(Dataset items)
- - - - -
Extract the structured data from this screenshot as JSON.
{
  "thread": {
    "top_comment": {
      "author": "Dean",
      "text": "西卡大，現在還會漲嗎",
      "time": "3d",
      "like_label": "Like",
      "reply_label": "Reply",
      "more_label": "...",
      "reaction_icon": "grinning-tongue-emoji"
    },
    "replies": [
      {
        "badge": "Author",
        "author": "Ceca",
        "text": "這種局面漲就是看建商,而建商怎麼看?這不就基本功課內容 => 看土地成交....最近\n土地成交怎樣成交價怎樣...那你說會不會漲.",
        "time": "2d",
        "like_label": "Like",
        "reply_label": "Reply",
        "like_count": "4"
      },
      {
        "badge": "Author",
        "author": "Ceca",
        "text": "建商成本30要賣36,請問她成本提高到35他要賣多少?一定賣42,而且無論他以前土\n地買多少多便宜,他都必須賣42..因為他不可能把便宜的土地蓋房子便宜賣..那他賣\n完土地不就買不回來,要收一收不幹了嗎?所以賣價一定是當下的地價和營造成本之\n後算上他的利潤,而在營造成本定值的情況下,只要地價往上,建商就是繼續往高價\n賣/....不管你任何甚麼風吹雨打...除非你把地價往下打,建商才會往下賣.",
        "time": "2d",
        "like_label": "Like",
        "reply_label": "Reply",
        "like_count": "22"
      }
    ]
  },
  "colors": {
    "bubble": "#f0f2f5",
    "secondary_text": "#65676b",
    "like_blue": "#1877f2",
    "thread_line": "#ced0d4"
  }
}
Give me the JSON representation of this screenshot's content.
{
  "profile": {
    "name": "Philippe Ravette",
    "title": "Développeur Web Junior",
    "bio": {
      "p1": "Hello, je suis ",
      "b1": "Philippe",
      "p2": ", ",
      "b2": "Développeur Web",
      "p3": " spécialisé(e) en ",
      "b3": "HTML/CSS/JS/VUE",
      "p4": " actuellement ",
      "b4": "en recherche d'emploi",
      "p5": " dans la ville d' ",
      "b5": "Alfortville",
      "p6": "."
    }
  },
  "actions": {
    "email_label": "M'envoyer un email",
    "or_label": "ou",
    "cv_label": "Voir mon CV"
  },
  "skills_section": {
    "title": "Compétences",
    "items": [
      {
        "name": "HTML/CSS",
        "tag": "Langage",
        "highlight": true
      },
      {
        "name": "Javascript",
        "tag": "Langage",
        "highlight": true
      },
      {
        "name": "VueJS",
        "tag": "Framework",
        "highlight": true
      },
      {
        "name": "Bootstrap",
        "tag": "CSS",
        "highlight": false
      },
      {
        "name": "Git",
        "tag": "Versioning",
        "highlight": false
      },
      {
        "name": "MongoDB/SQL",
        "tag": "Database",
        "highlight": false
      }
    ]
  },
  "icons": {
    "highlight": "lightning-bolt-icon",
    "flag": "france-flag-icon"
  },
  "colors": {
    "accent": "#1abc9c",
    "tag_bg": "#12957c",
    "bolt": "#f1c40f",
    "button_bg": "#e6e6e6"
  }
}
- - - - -
Problem to work on
Copy each line above where the string "bolt" occurs.

Correct output
    "highlight": "lightning-bolt-icon",
    "bolt": "#f1c40f",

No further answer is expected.